DIRECTIONS — Your task is to copy every line of the records below that contains "content".

Saved entries:
▼▼▼

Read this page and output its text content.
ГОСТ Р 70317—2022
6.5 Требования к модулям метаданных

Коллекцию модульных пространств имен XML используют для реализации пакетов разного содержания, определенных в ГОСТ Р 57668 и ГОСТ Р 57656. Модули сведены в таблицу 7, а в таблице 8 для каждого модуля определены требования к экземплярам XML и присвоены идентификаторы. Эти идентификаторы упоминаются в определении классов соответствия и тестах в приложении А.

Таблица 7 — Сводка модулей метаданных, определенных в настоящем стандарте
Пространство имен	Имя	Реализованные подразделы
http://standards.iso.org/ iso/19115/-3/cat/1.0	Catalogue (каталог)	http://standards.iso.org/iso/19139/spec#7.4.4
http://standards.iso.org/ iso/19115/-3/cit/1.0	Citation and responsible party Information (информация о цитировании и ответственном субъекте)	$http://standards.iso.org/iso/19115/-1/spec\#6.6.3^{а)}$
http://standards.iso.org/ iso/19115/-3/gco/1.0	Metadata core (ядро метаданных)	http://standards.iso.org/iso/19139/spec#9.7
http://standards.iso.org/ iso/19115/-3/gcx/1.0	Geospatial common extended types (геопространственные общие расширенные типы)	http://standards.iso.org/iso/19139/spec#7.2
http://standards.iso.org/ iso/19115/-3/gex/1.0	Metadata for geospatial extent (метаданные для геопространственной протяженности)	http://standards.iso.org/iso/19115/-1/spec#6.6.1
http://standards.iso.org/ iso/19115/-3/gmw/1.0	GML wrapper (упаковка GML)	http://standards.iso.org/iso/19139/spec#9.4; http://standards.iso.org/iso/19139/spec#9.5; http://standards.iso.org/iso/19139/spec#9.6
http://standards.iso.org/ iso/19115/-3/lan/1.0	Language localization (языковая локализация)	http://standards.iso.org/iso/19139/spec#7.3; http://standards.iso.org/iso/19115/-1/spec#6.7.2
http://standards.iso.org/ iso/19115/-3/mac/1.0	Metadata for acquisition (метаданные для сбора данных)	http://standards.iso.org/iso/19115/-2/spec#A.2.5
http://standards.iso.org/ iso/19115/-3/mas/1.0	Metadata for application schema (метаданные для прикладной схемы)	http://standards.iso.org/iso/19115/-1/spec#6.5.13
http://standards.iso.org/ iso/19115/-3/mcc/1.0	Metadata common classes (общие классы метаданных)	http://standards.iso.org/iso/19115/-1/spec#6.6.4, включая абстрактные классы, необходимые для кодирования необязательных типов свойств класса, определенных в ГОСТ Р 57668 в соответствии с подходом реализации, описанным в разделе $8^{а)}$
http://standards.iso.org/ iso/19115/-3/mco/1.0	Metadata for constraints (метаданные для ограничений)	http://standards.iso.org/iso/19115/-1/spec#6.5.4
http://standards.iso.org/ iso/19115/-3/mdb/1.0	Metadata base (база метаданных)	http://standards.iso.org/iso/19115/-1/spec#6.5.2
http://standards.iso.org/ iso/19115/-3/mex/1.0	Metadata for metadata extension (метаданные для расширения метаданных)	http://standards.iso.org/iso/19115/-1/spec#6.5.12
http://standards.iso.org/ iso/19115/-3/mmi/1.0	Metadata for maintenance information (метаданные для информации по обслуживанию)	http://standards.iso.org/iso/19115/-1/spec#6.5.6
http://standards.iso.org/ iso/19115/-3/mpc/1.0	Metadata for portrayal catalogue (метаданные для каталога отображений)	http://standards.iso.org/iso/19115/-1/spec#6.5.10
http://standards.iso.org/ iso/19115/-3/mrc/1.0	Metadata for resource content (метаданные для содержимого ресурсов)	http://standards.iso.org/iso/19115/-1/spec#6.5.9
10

▲▲▲

WRITTEN REPLY —
Read this page and output its text content.
http://standards.iso.org/ iso/19115/-3/mrc/1.0	Metadata for resource content (метаданные для содержимого ресурсов)	http://standards.iso.org/iso/19115/-1/spec#6.5.9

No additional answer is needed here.